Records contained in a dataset
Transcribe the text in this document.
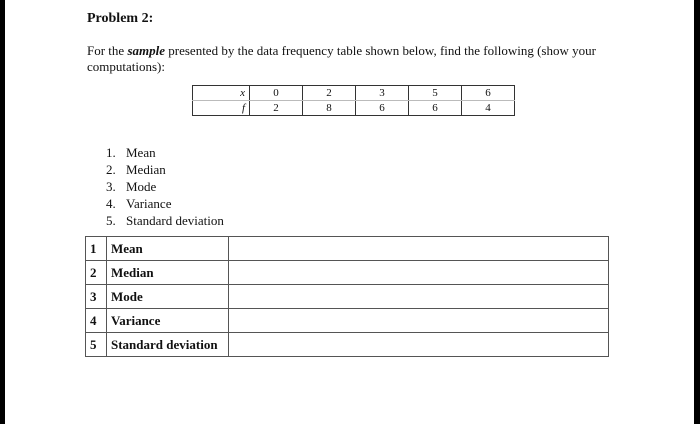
Problem 2:
For the sample presented by the data frequency table shown below, find the following (show your computations):
x	0	2	3	5	6
f	2	8	6	6	4
1. Mean
2. Median
3. Mode
4. Variance
5. Standard deviation
1	Mean	
2	Median	
3	Mode	
4	Variance	
5	Standard deviation	
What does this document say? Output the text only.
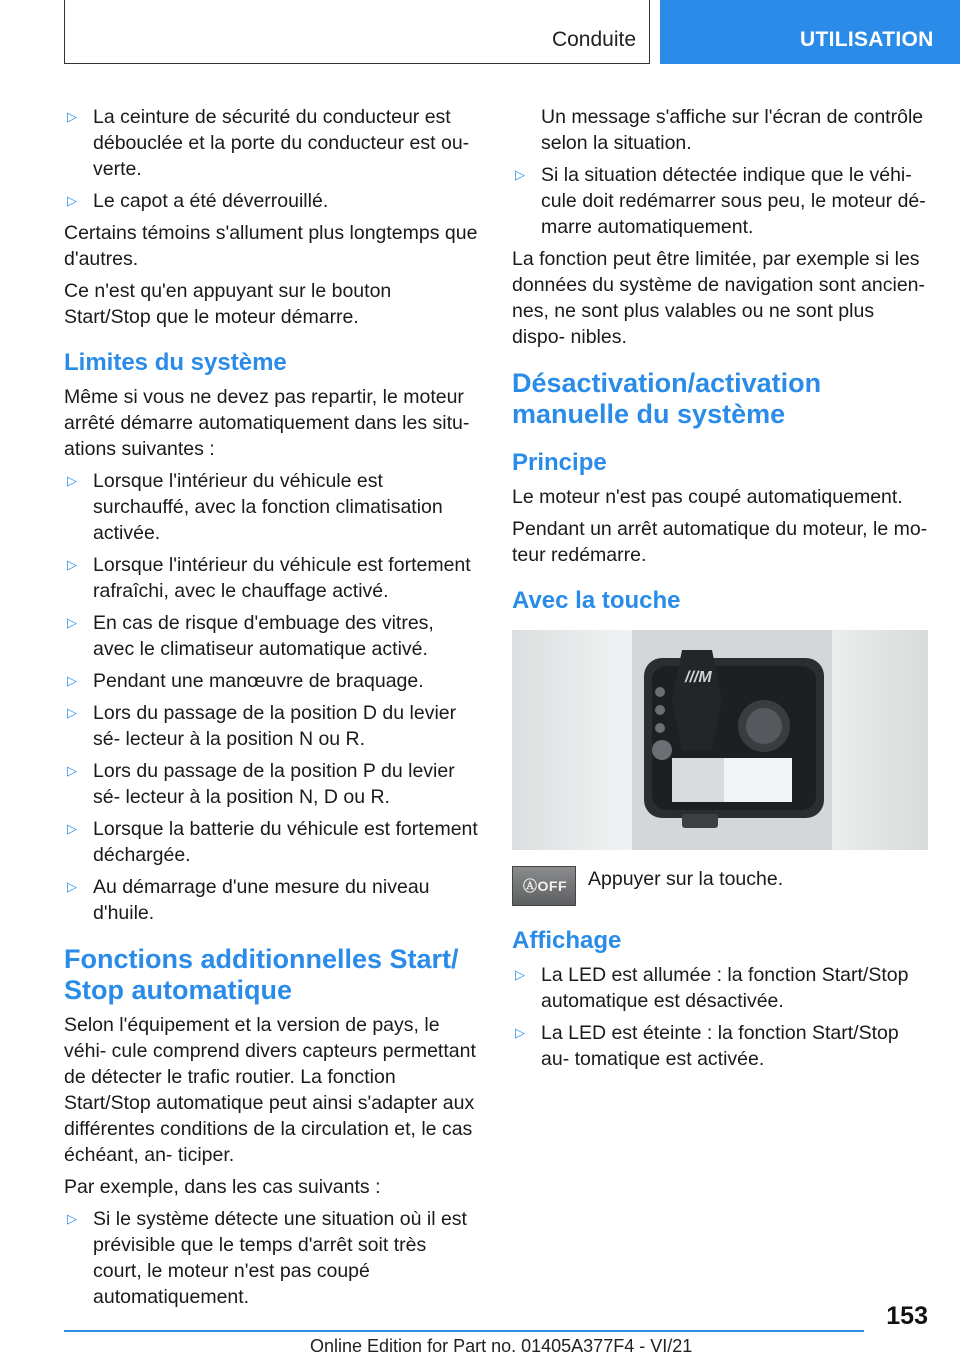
Conduite	UTILISATION
▷ La ceinture de sécurité du conducteur est débouclée et la porte du conducteur est ou- verte.
▷ Le capot a été déverrouillé.

Certains témoins s'allument plus longtemps que d'autres.

Ce n'est qu'en appuyant sur le bouton Start/Stop que le moteur démarre.

Limites du système

Même si vous ne devez pas repartir, le moteur arrêté démarre automatiquement dans les situ- ations suivantes :

▷ Lorsque l'intérieur du véhicule est surchauffé, avec la fonction climatisation activée.
▷ Lorsque l'intérieur du véhicule est fortement rafraîchi, avec le chauffage activé.
▷ En cas de risque d'embuage des vitres, avec le climatiseur automatique activé.
▷ Pendant une manœuvre de braquage.
▷ Lors du passage de la position D du levier sé- lecteur à la position N ou R.
▷ Lors du passage de la position P du levier sé- lecteur à la position N, D ou R.
▷ Lorsque la batterie du véhicule est fortement déchargée.
▷ Au démarrage d'une mesure du niveau d'huile.
Fonctions additionnelles Start/ Stop automatique

Selon l'équipement et la version de pays, le véhi- cule comprend divers capteurs permettant de détecter le trafic routier. La fonction Start/Stop automatique peut ainsi s'adapter aux différentes conditions de la circulation et, le cas échéant, an- ticiper.

Par exemple, dans les cas suivants :

▷ Si le système détecte une situation où il est prévisible que le temps d'arrêt soit très court, le moteur n'est pas coupé automatiquement.
Un message s'affiche sur l'écran de contrôle selon la situation.
▷ Si la situation détectée indique que le véhi- cule doit redémarrer sous peu, le moteur dé- marre automatiquement.

La fonction peut être limitée, par exemple si les données du système de navigation sont ancien- nes, ne sont plus valables ou ne sont plus dispo- nibles.

Désactivation/activation manuelle du système
Principe

Le moteur n'est pas coupé automatiquement.

Pendant un arrêt automatique du moteur, le mo- teur redémarre.

Avec la touche
///M
ⒶOFF	Appuyer sur la touche.
Affichage
▷ La LED est allumée : la fonction Start/Stop automatique est désactivée.
▷ La LED est éteinte : la fonction Start/Stop au- tomatique est activée.
153
Online Edition for Part no. 01405A377F4 - VI/21
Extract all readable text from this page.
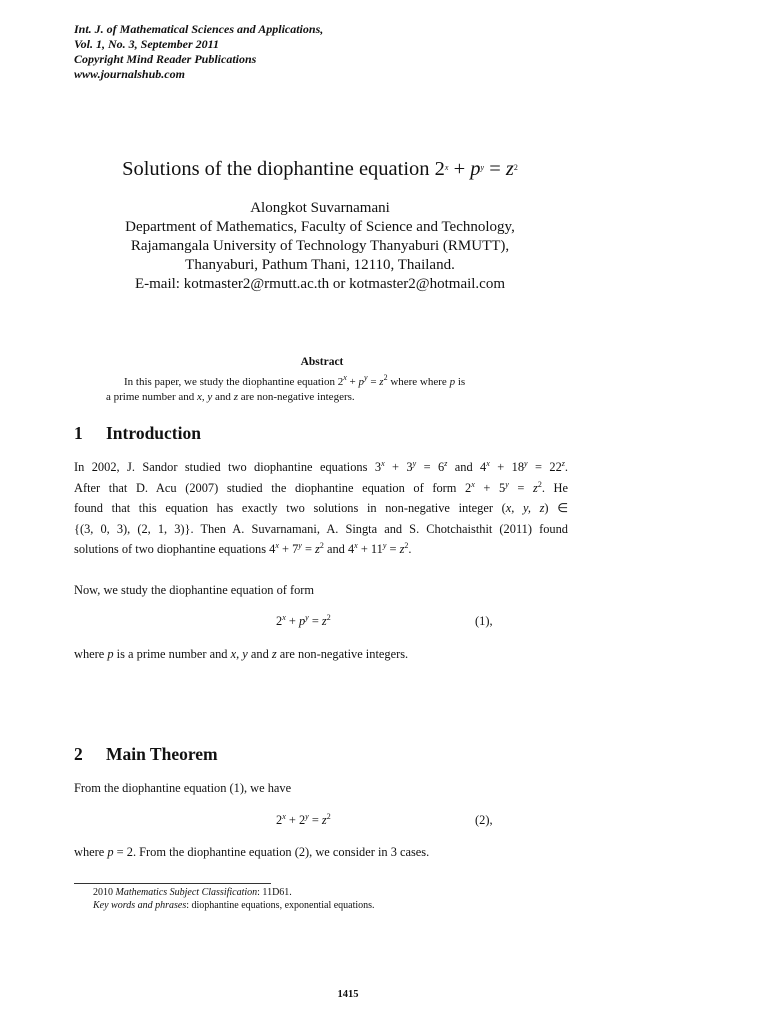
Int. J. of Mathematical Sciences and Applications,
Vol. 1, No. 3, September 2011
Copyright Mind Reader Publications
www.journalshub.com
Solutions of the diophantine equation $2^x + p^y = z^2$
Alongkot Suvarnamani
Department of Mathematics, Faculty of Science and Technology,
Rajamangala University of Technology Thanyaburi (RMUTT),
Thanyaburi, Pathum Thani, 12110, Thailand.
E-mail: kotmaster2@rmutt.ac.th or kotmaster2@hotmail.com
Abstract
In this paper, we study the diophantine equation $2^x + p^y = z^2$ where where p is
a prime number and x, y and z are non-negative integers.
1 Introduction
In 2002, J. Sandor studied two diophantine equations $3^x + 3^y = 6^z$ and $4^x + 18^y = 22^z$.
After that D. Acu (2007) studied the diophantine equation of form $2^x + 5^y = z^2$. He
found that this equation has exactly two solutions in non-negative integer (x, y, z) ∈
{(3, 0, 3), (2, 1, 3)}. Then A. Suvarnamani, A. Singta and S. Chotchaisthit (2011) found
solutions of two diophantine equations $4^x + 7^y = z^2$ and $4^x + 11^y = z^2$.
Now, we study the diophantine equation of form
$2^x + p^y = z^2$	(1),
where p is a prime number and x, y and z are non-negative integers.
2 Main Theorem
From the diophantine equation (1), we have
$2^x + 2^y = z^2$	(2),
where p = 2. From the diophantine equation (2), we consider in 3 cases.
2010 Mathematics Subject Classification: 11D61.
Key words and phrases: diophantine equations, exponential equations.
1415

■ **Short exercise**
Retype all the records shown above, character for character. Omit every picture.

■ **Answer to the exercise**
Transcribe the text in this document.
Problem 2:
For the sample presented by the data frequency table shown below, find the following (show your computations):
x	0	2	3	5	6
f	2	8	6	6	4
1. Mean
2. Median
3. Mode
4. Variance
5. Standard deviation
1	Mean	
2	Median	
3	Mode	
4	Variance	
5	Standard deviation	
What does this document say? Output the text only.
Conduite	UTILISATION
▷ La ceinture de sécurité du conducteur est débouclée et la porte du conducteur est ou- verte.
▷ Le capot a été déverrouillé.

Certains témoins s'allument plus longtemps que d'autres.

Ce n'est qu'en appuyant sur le bouton Start/Stop que le moteur démarre.

Limites du système

Même si vous ne devez pas repartir, le moteur arrêté démarre automatiquement dans les situ- ations suivantes :

▷ Lorsque l'intérieur du véhicule est surchauffé, avec la fonction climatisation activée.
▷ Lorsque l'intérieur du véhicule est fortement rafraîchi, avec le chauffage activé.
▷ En cas de risque d'embuage des vitres, avec le climatiseur automatique activé.
▷ Pendant une manœuvre de braquage.
▷ Lors du passage de la position D du levier sé- lecteur à la position N ou R.
▷ Lors du passage de la position P du levier sé- lecteur à la position N, D ou R.
▷ Lorsque la batterie du véhicule est fortement déchargée.
▷ Au démarrage d'une mesure du niveau d'huile.
Fonctions additionnelles Start/ Stop automatique

Selon l'équipement et la version de pays, le véhi- cule comprend divers capteurs permettant de détecter le trafic routier. La fonction Start/Stop automatique peut ainsi s'adapter aux différentes conditions de la circulation et, le cas échéant, an- ticiper.

Par exemple, dans les cas suivants :

▷ Si le système détecte une situation où il est prévisible que le temps d'arrêt soit très court, le moteur n'est pas coupé automatiquement.
Un message s'affiche sur l'écran de contrôle selon la situation.
▷ Si la situation détectée indique que le véhi- cule doit redémarrer sous peu, le moteur dé- marre automatiquement.

La fonction peut être limitée, par exemple si les données du système de navigation sont ancien- nes, ne sont plus valables ou ne sont plus dispo- nibles.

Désactivation/activation manuelle du système
Principe

Le moteur n'est pas coupé automatiquement.

Pendant un arrêt automatique du moteur, le mo- teur redémarre.

Avec la touche
///M
ⒶOFF	Appuyer sur la touche.
Affichage
▷ La LED est allumée : la fonction Start/Stop automatique est désactivée.
▷ La LED est éteinte : la fonction Start/Stop au- tomatique est activée.
153
Online Edition for Part no. 01405A377F4 - VI/21
Extract all readable text from this page.
Int. J. of Mathematical Sciences and Applications,
Vol. 1, No. 3, September 2011
Copyright Mind Reader Publications
www.journalshub.com
Solutions of the diophantine equation $2^x + p^y = z^2$
Alongkot Suvarnamani
Department of Mathematics, Faculty of Science and Technology,
Rajamangala University of Technology Thanyaburi (RMUTT),
Thanyaburi, Pathum Thani, 12110, Thailand.
E-mail: kotmaster2@rmutt.ac.th or kotmaster2@hotmail.com
Abstract
In this paper, we study the diophantine equation $2^x + p^y = z^2$ where where p is
a prime number and x, y and z are non-negative integers.
1 Introduction
In 2002, J. Sandor studied two diophantine equations $3^x + 3^y = 6^z$ and $4^x + 18^y = 22^z$.
After that D. Acu (2007) studied the diophantine equation of form $2^x + 5^y = z^2$. He
found that this equation has exactly two solutions in non-negative integer (x, y, z) ∈
{(3, 0, 3), (2, 1, 3)}. Then A. Suvarnamani, A. Singta and S. Chotchaisthit (2011) found
solutions of two diophantine equations $4^x + 7^y = z^2$ and $4^x + 11^y = z^2$.
Now, we study the diophantine equation of form
$2^x + p^y = z^2$	(1),
where p is a prime number and x, y and z are non-negative integers.
2 Main Theorem
From the diophantine equation (1), we have
$2^x + 2^y = z^2$	(2),
where p = 2. From the diophantine equation (2), we consider in 3 cases.
2010 Mathematics Subject Classification: 11D61.
Key words and phrases: diophantine equations, exponential equations.
1415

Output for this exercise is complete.